Only lines with the word "Server" are needed; collect each of them from the listing below.

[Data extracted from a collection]
BEGIN

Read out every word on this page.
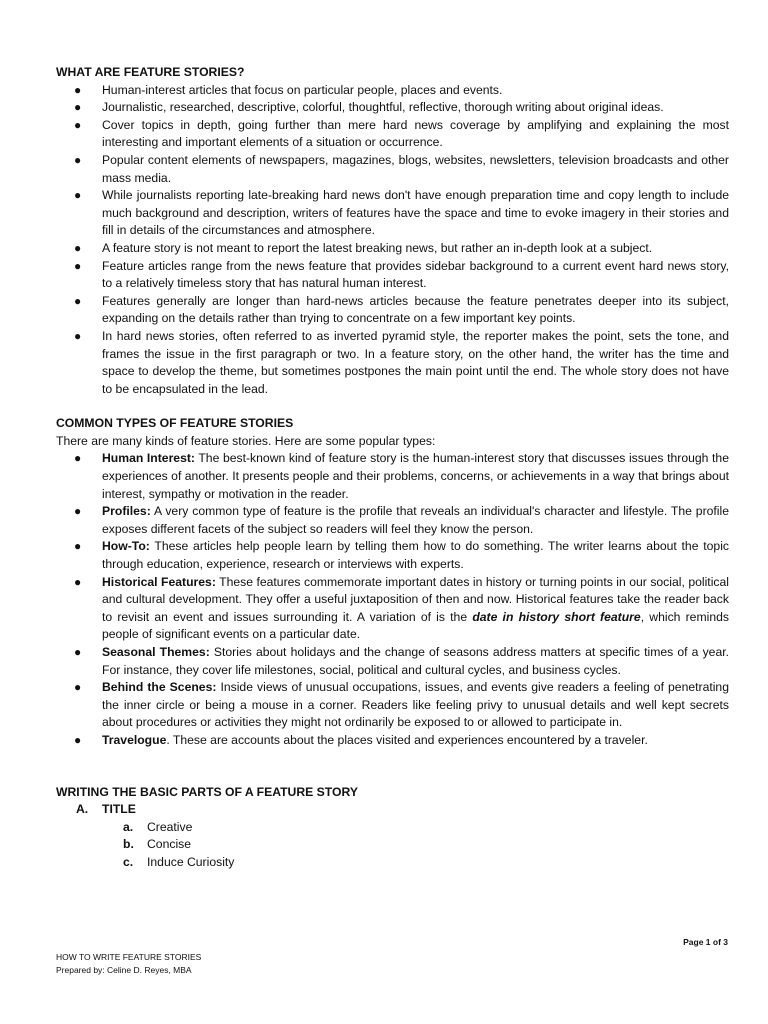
WHAT ARE FEATURE STORIES?

● Human-interest articles that focus on particular people, places and events.
● Journalistic, researched, descriptive, colorful, thoughtful, reflective, thorough writing about original ideas.
● Cover topics in depth, going further than mere hard news coverage by amplifying and explaining the most interesting and important elements of a situation or occurrence.
● Popular content elements of newspapers, magazines, blogs, websites, newsletters, television broadcasts and other mass media.
● While journalists reporting late-breaking hard news don't have enough preparation time and copy length to include much background and description, writers of features have the space and time to evoke imagery in their stories and fill in details of the circumstances and atmosphere.
● A feature story is not meant to report the latest breaking news, but rather an in-depth look at a subject.
● Feature articles range from the news feature that provides sidebar background to a current event hard news story, to a relatively timeless story that has natural human interest.
● Features generally are longer than hard-news articles because the feature penetrates deeper into its subject, expanding on the details rather than trying to concentrate on a few important key points.
● In hard news stories, often referred to as inverted pyramid style, the reporter makes the point, sets the tone, and frames the issue in the first paragraph or two. In a feature story, on the other hand, the writer has the time and space to develop the theme, but sometimes postpones the main point until the end. The whole story does not have to be encapsulated in the lead.

COMMON TYPES OF FEATURE STORIES

There are many kinds of feature stories. Here are some popular types:

● Human Interest: The best-known kind of feature story is the human-interest story that discusses issues through the experiences of another. It presents people and their problems, concerns, or achievements in a way that brings about interest, sympathy or motivation in the reader.
● Profiles: A very common type of feature is the profile that reveals an individual's character and lifestyle. The profile exposes different facets of the subject so readers will feel they know the person.
● How-To: These articles help people learn by telling them how to do something. The writer learns about the topic through education, experience, research or interviews with experts.
● Historical Features: These features commemorate important dates in history or turning points in our social, political and cultural development. They offer a useful juxtaposition of then and now. Historical features take the reader back to revisit an event and issues surrounding it. A variation of is the date in history short feature, which reminds people of significant events on a particular date.
● Seasonal Themes: Stories about holidays and the change of seasons address matters at specific times of a year. For instance, they cover life milestones, social, political and cultural cycles, and business cycles.
● Behind the Scenes: Inside views of unusual occupations, issues, and events give readers a feeling of penetrating the inner circle or being a mouse in a corner. Readers like feeling privy to unusual details and well kept secrets about procedures or activities they might not ordinarily be exposed to or allowed to participate in.
● Travelogue. These are accounts about the places visited and experiences encountered by a traveler.

WRITING THE BASIC PARTS OF A FEATURE STORY

A. TITLE
a. Creative
b. Concise
c. Induce Curiosity
Page 1 of 3
HOW TO WRITE FEATURE STORIES
Prepared by: Celine D. Reyes, MBA
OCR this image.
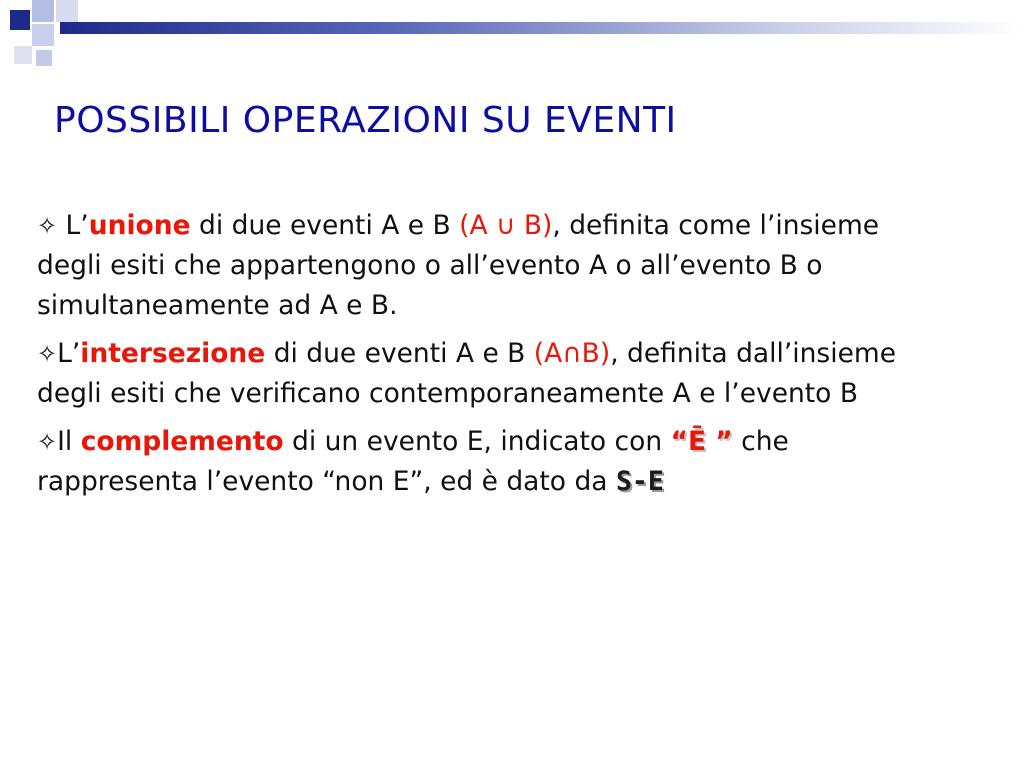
POSSIBILI OPERAZIONI SU EVENTI

✧ L’unione di due eventi A e B (A ∪ B), definita come l’insieme degli esiti che appartengono o all’evento A o all’evento B o simultaneamente ad A e B.

✧L’intersezione di due eventi A e B (A∩B), definita dall’insieme degli esiti che verificano contemporaneamente A e l’evento B

✧Il complemento di un evento E, indicato con “Ē ” che rappresenta l’evento “non E”, ed è dato da S-E
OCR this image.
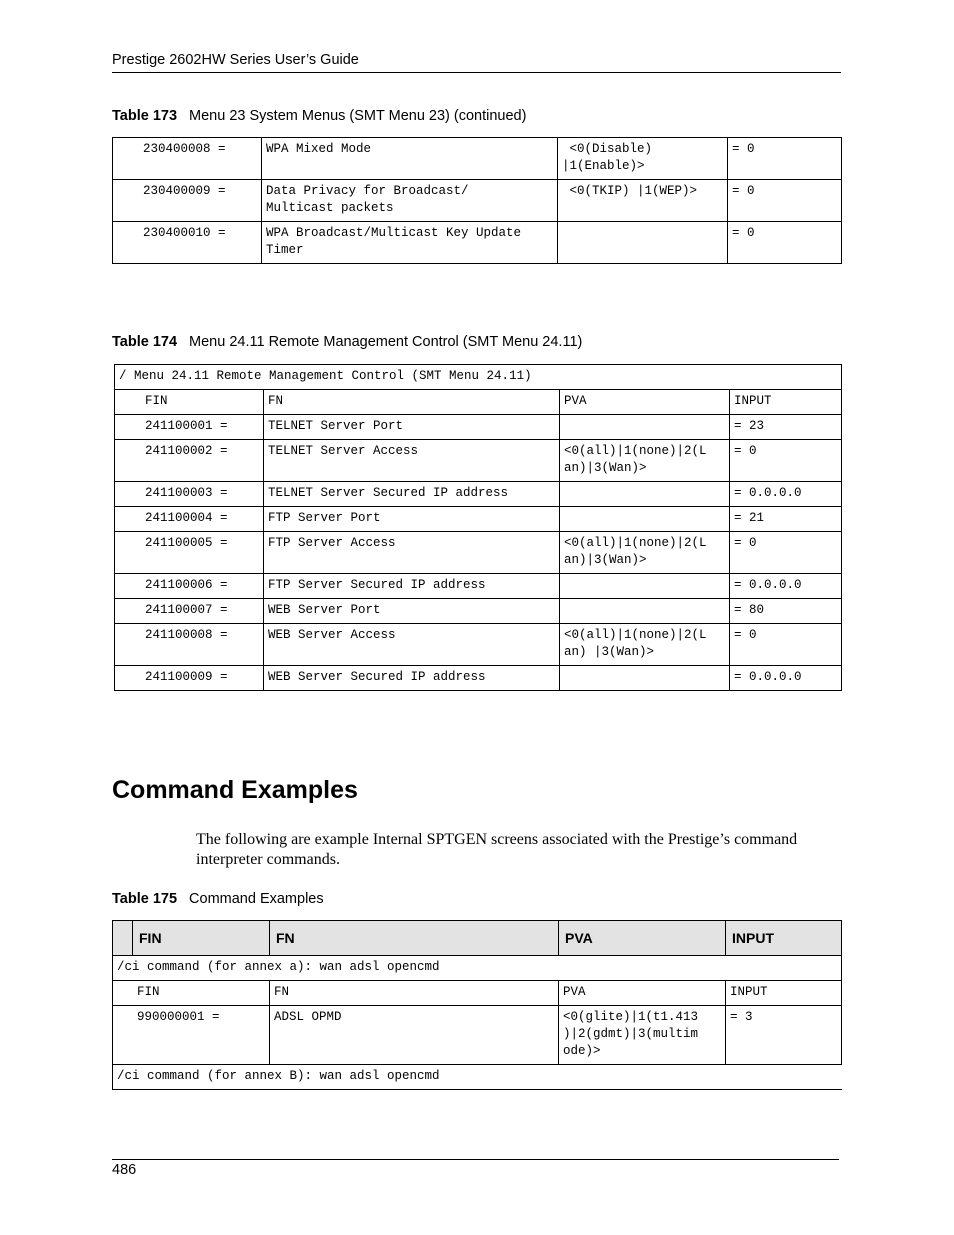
Prestige 2602HW Series User’s Guide
Table 173 Menu 23 System Menus (SMT Menu 23) (continued)
230400008 =	WPA Mixed Mode	<0(Disable)
|1(Enable)>	= 0
230400009 =	Data Privacy for Broadcast/
Multicast packets	<0(TKIP) |1(WEP)>	= 0
230400010 =	WPA Broadcast/Multicast Key Update
Timer		= 0
Table 174 Menu 24.11 Remote Management Control (SMT Menu 24.11)
/ Menu 24.11 Remote Management Control (SMT Menu 24.11)			
FIN	FN	PVA	INPUT
241100001 =	TELNET Server Port		= 23
241100002 =	TELNET Server Access	<0(all)|1(none)|2(L
an)|3(Wan)>	= 0
241100003 =	TELNET Server Secured IP address		= 0.0.0.0
241100004 =	FTP Server Port		= 21
241100005 =	FTP Server Access	<0(all)|1(none)|2(L
an)|3(Wan)>	= 0
241100006 =	FTP Server Secured IP address		= 0.0.0.0
241100007 =	WEB Server Port		= 80
241100008 =	WEB Server Access	<0(all)|1(none)|2(L
an) |3(Wan)>	= 0
241100009 =	WEB Server Secured IP address		= 0.0.0.0
Command Examples
The following are example Internal SPTGEN screens associated with the Prestige’s command interpreter commands.
Table 175 Command Examples
	FIN	FN	PVA	INPUT
/ci command (for annex a): wan adsl opencmd				
FIN		FN	PVA	INPUT
990000001 =		ADSL OPMD	<0(glite)|1(t1.413
)|2(gdmt)|3(multim
ode)>	= 3
/ci command (for annex B): wan adsl opencmd				
486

END

### Reply to the exercise
241100001 =	TELNET Server Port		= 23
241100002 =	TELNET Server Access	<0(all)|1(none)|2(L
241100003 =	TELNET Server Secured IP address		= 0.0.0.0
241100004 =	FTP Server Port		= 21
241100005 =	FTP Server Access	<0(all)|1(none)|2(L
241100006 =	FTP Server Secured IP address		= 0.0.0.0
241100007 =	WEB Server Port		= 80
241100008 =	WEB Server Access	<0(all)|1(none)|2(L
241100009 =	WEB Server Secured IP address		= 0.0.0.0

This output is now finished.